+++ MATERIAL PROVIDED +++

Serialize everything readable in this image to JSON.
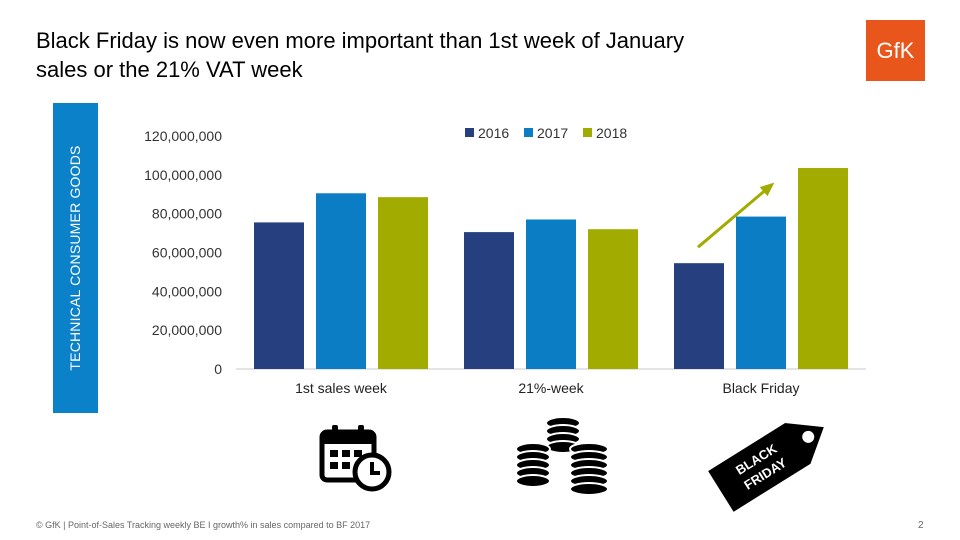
{
  "title": "Black Friday is now even more important than 1st week of January sales or the 21% VAT week",
  "logo_text": "GfK",
  "side_label": "TECHNICAL CONSUMER GOODS",
  "footer": "© GfK | Point-of-Sales Tracking weekly BE I growth% in sales compared to BF 2017",
  "page_number": "2",
  "colors": {
    "brand": "#e8561c",
    "side_bar": "#0a81c9",
    "series_2016": "#253f7f",
    "series_2017": "#0a7dc4",
    "series_2018": "#a2ac00",
    "arrow": "#a2ac00"
  },
  "icons": [
    "calendar-clock-icon",
    "coin-stacks-icon",
    "black-friday-tag-icon"
  ],
  "tag_text": [
    "BLACK",
    "FRIDAY"
  ],
  "chart_data": {
    "type": "bar",
    "categories": [
      "1st sales week",
      "21%-week",
      "Black Friday"
    ],
    "series": [
      {
        "name": "2016",
        "color": "#253f7f",
        "values": [
          75500000,
          70500000,
          54500000
        ]
      },
      {
        "name": "2017",
        "color": "#0a7dc4",
        "values": [
          90500000,
          77000000,
          78500000
        ]
      },
      {
        "name": "2018",
        "color": "#a2ac00",
        "values": [
          88500000,
          72000000,
          103500000
        ]
      }
    ],
    "yticks": [
      "0",
      "20,000,000",
      "40,000,000",
      "60,000,000",
      "80,000,000",
      "100,000,000",
      "120,000,000"
    ],
    "ylim": [
      0,
      120000000
    ],
    "legend_position": "top",
    "grid": false
  }
}
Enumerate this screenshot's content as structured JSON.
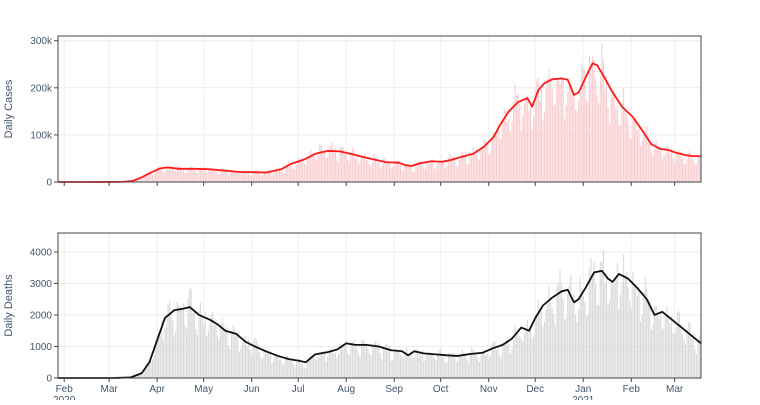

+++

(YOUR INSTRUCTIONS):
Find the word "JSON" in the data and copy out each line where it turns up.

(EXPECTED ANSWER):
Serialize everything readable in this image to JSON.
Enumerate this screenshot's content as structured JSON.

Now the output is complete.